Novel sekuel "Mata Kedua " dan "Hati Kedua" adalah satu cerita yang ditulis oleh dua penulis. Dalam hal ini, novel "Mata kedua" ditulis oleh Ramaditya Adikara (seorang tunanetra yang inspirasional) dan novel "Hati Kedua" oleh Achi TM (novelis dan penulis skenario). Novel sekuel ini menceritakan persahabatan, kisah asmara, konflik anak-anak SMA antara tokoh Rama dan tokoh Rara di SMA dengan tokoh-tokoh yang lain. Novel "Mata Kedua" bercerita dari sisi tokoh Rama. Novel "Hati Kedua" bercerita dari sisi tokoh Rara.
Novel sekuel "Mata Kedua" dan "Hati Kedua" telah dilaunching di Gramedia Matraman, Jakarta, tanggal 12 Oktober yang lalu.
Intinya, keterbatasan fisik tidak akan membatasi kreativitas seseorang, termasuk Ramaditya Adikara ataupun tokoh Rama di dalam novel sekuel ini. Proses atau ide kreatif ini sudah direncanakan selama 10 tahun oleh Ramaditya Adikara. Wow, proses yang lama untuk sebuah novel. Novel sekuel "Mata Kedua" dan "Hati Kedua" diterbitkan oleh Sheila, Penerbit Andi.
Berikut ini, kata pengantar dalam novel "Mata Kedua" dari Ramaditya Adikara
Salah satu kenangan indah dalam hidup saya adalah masa
remaja. Di sana ada perjuangan, persahabatan, dan cinta. Semua itu saya lalui
dalam kondisi mata yang buta, tapi itu tidak menghalangi saya untuk tetap
mencari cahaya. Itulah yang melatar belakangi lahirnya karya
ini. Maka, teriring ucapan terima kasih kepada Allah yang
telah
memberi saya kenangan remaja yang hebat, saya persembahkan
novel ini.
Mata Kedua terinspirasi dari kisah nyata yang saya jalani
saat SMA.
Namun, saya merasa bahwa masa SMP pun tak kalah mengesankan.
Maka, saya berusaha mencampur baur pengalaman, tokoh, dan tempat yang ada dalam
kenangan saya ke dalam satu alur cerita. Namun, ada satu bagian dari nostalgia
masa remaja yang istimewa bagi
saya. Dialah sahabat baik saya semasa SMA, wanita yang
pernah menjadi
“mata kedua” dalam hidup saya. Rara, itulah namanya. Sosok
yang menjadi motivator terbesar dalam penggarapan novel ini.
---*---
• **Instruksi**
Sambung tulisan di atas tentang novel sekuel Mata Kedua dan Hati Kedua, mulai dari kalimat terakhirnya.

• **Segmen Data**
---*---
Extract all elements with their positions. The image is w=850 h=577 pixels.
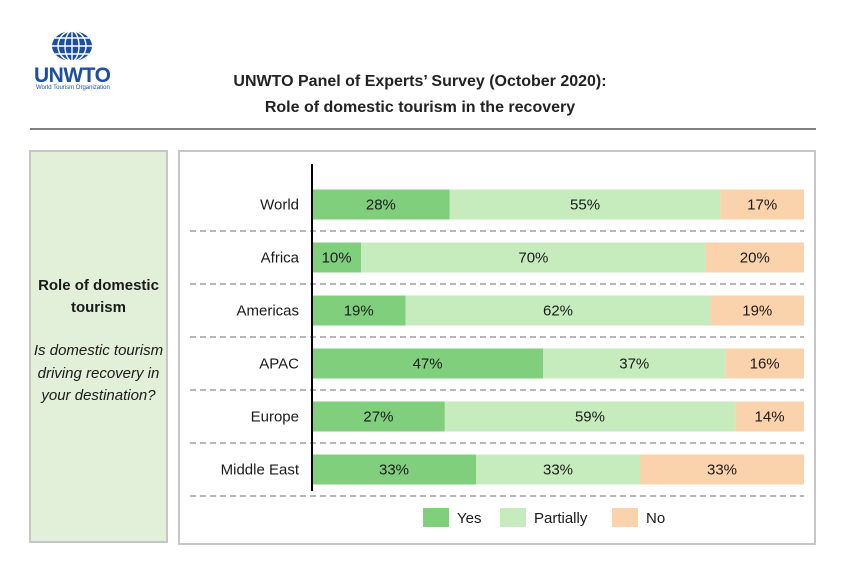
---*---
• **Jawaban**
Semua itu hanya menjadi ide yang tertanam selama 10 tahun
lebih. Hingga akhirnya, saya bertemu dengan Mbak Achi TM, pemilik Lembaga
Pendidikan dan Talenta Rumah Pena yang secara tidak langsung menjadi mentor
saya dalam belajar menulis. Kami pun memutuskan untuk berduet, dan penggarapan
naskah pun dimulai!
Awalnya, novel ini
hanya terdiri dari satu naskah saja, yaitu Mata
Kedua. Namun, setelah membaca beberapa karya Mbak Achi, dan
mengetahui kalau beliau sangat paham tentang video game – yang merupakan
kesukaan Rara -- maka kami pun memutuskan untuk menerbitkan novel back-to-back
alias dua buku yang saling mengisi satu sama lain.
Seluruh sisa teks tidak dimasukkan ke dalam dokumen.